• Provided text:
BurpSuite
BurpSuite
a framework of web application pentesting tools, is widely regarded as the de facto tool to use when performing web app testing.
Comparer
a tool that can be used to compare different responses or other pieces of data such as site maps or proxy histories ; very similar to the Linux tool 'diff'
Target Tab
allows users to perform the following : defining our scope, viewing a site map, and specifying issue definitions
"Happy Path"
browsing a website with lowest privilege as a normal user would in order to discover the full extent of the site
Repeater
Burp Suite Component : 'repeats' requests that have previously been made with or without modification; often used in precursor step to fuzzing with the aforementioned Intruder
Decoder
Burp Suite Component : a tool that allows us to perform various transforms on pieces of data ; these transforms vary from decoding/encoding to various bases or URL encoding
Proxy
Burp Suite Component : allows us to funnel traffic through Burp suite for further analysis.

• What to do:
Can you write out the BurpSuite notes above, word for word, from "browsing a website" to "for further analysis."?

• The data:
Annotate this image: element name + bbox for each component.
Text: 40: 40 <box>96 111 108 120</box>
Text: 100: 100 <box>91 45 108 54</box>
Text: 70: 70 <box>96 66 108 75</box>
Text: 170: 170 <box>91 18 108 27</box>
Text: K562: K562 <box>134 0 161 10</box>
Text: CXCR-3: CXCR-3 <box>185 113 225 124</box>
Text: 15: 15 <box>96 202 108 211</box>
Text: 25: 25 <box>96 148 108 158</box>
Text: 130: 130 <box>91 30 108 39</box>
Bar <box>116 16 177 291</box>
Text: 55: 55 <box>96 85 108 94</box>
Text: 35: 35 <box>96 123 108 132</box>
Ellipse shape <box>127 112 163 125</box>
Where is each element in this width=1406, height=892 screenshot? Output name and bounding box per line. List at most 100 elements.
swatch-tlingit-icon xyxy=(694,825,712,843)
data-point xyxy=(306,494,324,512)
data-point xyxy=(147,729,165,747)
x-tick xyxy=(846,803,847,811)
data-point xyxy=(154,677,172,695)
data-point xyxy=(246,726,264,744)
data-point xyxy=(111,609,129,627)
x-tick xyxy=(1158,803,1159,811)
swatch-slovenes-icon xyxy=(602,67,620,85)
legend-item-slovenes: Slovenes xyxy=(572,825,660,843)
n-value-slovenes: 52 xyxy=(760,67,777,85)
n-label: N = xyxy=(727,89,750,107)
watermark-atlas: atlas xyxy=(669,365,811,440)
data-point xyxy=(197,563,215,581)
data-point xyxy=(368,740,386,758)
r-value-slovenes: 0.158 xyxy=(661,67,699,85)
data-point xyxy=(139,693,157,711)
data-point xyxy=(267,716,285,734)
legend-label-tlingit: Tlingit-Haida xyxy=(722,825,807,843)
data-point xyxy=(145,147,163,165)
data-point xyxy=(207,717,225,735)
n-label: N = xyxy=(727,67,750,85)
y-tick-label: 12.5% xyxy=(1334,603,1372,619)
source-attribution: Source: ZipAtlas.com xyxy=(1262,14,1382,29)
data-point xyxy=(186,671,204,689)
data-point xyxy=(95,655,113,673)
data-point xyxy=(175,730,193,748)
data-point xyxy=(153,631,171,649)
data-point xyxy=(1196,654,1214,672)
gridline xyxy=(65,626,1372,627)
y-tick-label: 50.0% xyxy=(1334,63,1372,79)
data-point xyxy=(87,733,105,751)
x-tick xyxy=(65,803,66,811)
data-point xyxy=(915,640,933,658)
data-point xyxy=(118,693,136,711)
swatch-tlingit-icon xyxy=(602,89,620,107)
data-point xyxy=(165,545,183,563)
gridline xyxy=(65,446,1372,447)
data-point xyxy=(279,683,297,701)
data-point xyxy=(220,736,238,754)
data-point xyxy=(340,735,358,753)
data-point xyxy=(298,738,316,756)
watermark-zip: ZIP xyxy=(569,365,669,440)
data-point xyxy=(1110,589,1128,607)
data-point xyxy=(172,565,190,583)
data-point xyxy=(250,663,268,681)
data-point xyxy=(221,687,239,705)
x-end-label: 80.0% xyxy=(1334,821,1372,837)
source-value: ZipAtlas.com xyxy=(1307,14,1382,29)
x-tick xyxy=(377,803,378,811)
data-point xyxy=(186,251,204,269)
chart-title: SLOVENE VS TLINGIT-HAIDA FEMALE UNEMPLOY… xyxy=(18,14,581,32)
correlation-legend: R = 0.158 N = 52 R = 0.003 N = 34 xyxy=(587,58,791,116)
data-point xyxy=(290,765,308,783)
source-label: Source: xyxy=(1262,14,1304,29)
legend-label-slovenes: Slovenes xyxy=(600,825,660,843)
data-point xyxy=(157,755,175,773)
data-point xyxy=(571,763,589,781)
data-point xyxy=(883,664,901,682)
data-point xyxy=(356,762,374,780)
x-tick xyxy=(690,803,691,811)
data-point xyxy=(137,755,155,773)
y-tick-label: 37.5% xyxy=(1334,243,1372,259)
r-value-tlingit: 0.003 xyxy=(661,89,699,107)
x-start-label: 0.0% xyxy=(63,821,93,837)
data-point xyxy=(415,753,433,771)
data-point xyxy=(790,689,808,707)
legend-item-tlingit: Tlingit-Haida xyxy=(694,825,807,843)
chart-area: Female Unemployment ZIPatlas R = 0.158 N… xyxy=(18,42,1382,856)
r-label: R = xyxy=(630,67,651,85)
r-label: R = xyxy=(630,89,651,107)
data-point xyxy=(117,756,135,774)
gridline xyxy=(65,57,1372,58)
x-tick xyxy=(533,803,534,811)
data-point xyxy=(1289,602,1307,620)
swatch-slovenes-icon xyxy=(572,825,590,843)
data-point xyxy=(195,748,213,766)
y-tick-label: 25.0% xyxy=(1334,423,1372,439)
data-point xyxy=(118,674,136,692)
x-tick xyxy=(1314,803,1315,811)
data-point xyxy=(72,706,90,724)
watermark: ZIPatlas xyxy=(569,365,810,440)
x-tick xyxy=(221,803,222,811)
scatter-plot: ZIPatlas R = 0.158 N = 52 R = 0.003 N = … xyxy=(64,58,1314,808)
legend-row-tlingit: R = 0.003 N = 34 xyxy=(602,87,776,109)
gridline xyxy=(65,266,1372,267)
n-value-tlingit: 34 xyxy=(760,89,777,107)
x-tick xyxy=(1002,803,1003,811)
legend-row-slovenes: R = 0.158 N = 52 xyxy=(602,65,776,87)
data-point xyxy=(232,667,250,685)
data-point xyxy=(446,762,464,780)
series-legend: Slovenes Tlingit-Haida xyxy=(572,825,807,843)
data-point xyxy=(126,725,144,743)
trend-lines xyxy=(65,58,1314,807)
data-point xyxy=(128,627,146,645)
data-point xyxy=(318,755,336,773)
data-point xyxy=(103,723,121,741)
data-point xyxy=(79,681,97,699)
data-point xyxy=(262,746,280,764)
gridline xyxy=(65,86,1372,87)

• Response:
browsing a website with lowest privilege as a normal user would in order to discover the full extent of the site
Repeater
Burp Suite Component : 'repeats' requests that have previously been made with or without modification; often used in precursor step to fuzzing with the aforementioned Intruder
Decoder
Burp Suite Component : a tool that allows us to perform various transforms on pieces of data ; these transforms vary from decoding/encoding to various bases or URL encoding
Proxy
Burp Suite Component : allows us to funnel traffic through Burp suite for further analysis.